- Aim
Find each line holding "ΘΕΟΛΟΓΟΙ" and copy it out.

- The records
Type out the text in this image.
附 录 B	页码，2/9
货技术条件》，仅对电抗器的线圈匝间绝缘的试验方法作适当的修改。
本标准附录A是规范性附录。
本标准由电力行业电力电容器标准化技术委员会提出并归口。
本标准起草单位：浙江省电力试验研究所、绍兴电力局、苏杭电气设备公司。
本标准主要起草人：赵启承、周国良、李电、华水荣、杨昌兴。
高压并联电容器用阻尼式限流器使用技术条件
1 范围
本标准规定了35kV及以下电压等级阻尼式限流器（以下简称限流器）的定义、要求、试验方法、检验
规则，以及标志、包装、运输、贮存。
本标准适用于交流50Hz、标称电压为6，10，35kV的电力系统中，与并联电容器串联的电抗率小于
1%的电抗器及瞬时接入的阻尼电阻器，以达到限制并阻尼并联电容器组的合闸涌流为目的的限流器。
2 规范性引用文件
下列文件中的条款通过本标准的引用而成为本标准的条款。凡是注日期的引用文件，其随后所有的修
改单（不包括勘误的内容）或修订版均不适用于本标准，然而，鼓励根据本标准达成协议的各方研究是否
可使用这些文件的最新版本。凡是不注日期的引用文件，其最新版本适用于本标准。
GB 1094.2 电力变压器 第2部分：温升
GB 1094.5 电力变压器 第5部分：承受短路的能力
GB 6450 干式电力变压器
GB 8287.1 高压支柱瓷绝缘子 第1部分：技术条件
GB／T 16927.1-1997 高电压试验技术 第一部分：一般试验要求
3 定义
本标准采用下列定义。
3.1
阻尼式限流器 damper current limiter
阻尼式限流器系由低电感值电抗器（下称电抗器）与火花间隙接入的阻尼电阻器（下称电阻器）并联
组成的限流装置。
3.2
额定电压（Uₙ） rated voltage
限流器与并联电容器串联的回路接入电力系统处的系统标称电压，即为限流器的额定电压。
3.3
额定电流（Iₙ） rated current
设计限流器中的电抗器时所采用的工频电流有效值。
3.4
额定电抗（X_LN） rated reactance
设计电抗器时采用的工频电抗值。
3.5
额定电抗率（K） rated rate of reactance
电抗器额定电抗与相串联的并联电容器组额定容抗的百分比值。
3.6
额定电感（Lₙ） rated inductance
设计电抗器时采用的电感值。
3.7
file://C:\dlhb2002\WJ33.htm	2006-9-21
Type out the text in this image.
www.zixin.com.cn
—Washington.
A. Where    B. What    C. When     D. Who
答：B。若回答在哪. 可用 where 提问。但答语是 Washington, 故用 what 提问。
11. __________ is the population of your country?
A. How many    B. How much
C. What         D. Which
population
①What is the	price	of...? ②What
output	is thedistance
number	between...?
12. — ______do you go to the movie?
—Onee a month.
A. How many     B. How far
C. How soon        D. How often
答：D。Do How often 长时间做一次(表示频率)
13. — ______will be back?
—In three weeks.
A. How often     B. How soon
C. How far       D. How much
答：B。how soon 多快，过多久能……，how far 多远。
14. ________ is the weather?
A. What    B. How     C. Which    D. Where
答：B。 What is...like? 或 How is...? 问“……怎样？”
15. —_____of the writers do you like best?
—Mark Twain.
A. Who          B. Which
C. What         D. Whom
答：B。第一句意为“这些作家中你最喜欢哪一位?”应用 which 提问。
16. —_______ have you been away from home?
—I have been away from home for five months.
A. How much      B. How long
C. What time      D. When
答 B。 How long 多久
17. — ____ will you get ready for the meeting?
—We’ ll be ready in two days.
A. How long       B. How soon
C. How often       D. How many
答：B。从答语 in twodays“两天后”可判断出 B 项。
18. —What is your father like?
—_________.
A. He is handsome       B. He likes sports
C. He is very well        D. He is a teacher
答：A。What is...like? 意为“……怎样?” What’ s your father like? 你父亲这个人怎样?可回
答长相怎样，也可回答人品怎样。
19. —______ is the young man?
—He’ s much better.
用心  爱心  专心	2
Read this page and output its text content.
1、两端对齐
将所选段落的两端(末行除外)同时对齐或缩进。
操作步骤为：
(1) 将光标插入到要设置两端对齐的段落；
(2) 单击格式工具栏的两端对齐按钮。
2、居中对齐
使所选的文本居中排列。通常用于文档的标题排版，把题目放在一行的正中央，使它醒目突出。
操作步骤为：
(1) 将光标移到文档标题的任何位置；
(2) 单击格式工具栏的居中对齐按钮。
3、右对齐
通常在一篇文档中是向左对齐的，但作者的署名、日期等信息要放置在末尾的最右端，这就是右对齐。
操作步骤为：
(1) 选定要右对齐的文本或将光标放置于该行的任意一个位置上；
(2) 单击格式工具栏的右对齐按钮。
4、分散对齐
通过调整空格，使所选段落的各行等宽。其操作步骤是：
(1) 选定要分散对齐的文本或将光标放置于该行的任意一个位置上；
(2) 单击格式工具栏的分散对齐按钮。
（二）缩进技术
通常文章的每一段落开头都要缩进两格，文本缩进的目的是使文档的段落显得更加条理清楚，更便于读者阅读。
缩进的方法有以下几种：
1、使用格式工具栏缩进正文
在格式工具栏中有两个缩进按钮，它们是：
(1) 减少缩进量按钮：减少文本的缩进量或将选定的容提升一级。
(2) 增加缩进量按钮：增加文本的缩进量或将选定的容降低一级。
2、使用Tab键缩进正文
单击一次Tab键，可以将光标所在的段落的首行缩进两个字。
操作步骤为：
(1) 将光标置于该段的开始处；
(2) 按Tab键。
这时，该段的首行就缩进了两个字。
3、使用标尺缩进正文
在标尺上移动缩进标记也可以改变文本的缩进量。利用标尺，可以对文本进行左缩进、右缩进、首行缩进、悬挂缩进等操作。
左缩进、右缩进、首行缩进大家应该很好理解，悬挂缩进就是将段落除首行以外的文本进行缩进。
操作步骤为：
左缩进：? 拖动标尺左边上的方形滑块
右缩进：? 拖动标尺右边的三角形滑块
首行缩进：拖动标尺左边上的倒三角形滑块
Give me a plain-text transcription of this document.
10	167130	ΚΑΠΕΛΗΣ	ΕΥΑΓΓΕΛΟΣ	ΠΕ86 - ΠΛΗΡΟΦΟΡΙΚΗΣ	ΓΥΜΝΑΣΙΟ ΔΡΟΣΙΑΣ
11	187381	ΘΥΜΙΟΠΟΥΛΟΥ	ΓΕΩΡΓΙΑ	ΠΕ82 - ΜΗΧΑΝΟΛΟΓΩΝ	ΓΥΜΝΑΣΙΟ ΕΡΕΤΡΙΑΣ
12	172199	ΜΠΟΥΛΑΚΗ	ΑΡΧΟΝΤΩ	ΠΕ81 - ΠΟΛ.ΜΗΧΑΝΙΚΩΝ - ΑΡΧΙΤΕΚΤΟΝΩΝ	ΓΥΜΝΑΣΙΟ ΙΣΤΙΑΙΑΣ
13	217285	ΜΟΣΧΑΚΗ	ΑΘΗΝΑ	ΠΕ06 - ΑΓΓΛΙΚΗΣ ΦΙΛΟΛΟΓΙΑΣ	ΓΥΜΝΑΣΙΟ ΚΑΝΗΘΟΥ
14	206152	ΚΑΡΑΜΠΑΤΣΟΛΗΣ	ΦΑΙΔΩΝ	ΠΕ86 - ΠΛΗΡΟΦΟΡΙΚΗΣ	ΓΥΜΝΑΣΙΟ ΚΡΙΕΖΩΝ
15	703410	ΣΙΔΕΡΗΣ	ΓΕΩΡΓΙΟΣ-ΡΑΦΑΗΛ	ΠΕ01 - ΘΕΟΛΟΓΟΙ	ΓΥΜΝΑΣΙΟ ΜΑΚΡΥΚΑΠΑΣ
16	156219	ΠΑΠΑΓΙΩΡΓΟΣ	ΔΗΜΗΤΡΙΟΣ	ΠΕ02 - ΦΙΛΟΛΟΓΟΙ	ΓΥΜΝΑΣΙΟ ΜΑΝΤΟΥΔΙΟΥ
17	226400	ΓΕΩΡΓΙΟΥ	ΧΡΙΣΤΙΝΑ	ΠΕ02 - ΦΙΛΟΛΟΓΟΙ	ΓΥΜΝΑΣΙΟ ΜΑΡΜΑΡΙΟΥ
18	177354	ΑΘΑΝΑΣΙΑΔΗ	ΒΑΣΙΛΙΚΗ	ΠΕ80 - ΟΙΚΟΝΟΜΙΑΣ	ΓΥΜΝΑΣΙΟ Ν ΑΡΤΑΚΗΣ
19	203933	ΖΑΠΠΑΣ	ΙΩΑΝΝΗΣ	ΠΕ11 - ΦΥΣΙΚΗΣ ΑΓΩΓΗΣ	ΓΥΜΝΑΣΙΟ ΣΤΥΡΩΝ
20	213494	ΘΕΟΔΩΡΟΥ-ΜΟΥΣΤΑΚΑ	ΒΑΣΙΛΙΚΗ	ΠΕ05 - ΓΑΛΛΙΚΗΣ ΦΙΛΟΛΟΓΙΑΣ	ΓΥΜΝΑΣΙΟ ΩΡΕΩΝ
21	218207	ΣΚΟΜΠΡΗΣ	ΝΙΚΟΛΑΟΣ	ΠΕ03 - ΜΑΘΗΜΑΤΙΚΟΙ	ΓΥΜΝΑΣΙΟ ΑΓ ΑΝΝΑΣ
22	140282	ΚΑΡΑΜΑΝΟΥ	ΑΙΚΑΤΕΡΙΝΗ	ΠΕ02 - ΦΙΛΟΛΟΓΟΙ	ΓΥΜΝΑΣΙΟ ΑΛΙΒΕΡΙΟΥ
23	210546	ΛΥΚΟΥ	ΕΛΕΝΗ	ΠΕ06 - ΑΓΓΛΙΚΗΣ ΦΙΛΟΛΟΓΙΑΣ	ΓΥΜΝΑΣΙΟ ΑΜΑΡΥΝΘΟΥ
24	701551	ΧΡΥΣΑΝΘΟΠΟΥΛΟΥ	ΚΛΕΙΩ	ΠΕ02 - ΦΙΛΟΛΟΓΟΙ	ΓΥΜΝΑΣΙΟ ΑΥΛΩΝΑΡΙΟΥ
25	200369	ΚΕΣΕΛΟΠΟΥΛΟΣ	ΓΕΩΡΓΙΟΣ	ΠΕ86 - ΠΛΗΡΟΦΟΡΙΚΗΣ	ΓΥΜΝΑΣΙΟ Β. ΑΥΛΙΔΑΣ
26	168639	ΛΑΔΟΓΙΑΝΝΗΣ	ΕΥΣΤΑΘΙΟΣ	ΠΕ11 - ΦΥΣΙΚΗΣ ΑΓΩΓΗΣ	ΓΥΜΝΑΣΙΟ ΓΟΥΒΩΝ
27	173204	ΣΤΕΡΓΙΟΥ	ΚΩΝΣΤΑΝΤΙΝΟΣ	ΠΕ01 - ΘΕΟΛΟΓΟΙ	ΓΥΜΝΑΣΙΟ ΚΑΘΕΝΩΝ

- Answer to this exercise
15	703410	ΣΙΔΕΡΗΣ	ΓΕΩΡΓΙΟΣ-ΡΑΦΑΗΛ	ΠΕ01 - ΘΕΟΛΟΓΟΙ	ΓΥΜΝΑΣΙΟ ΜΑΚΡΥΚΑΠΑΣ
27	173204	ΣΤΕΡΓΙΟΥ	ΚΩΝΣΤΑΝΤΙΝΟΣ	ΠΕ01 - ΘΕΟΛΟΓΟΙ	ΓΥΜΝΑΣΙΟ ΚΑΘΕΝΩΝ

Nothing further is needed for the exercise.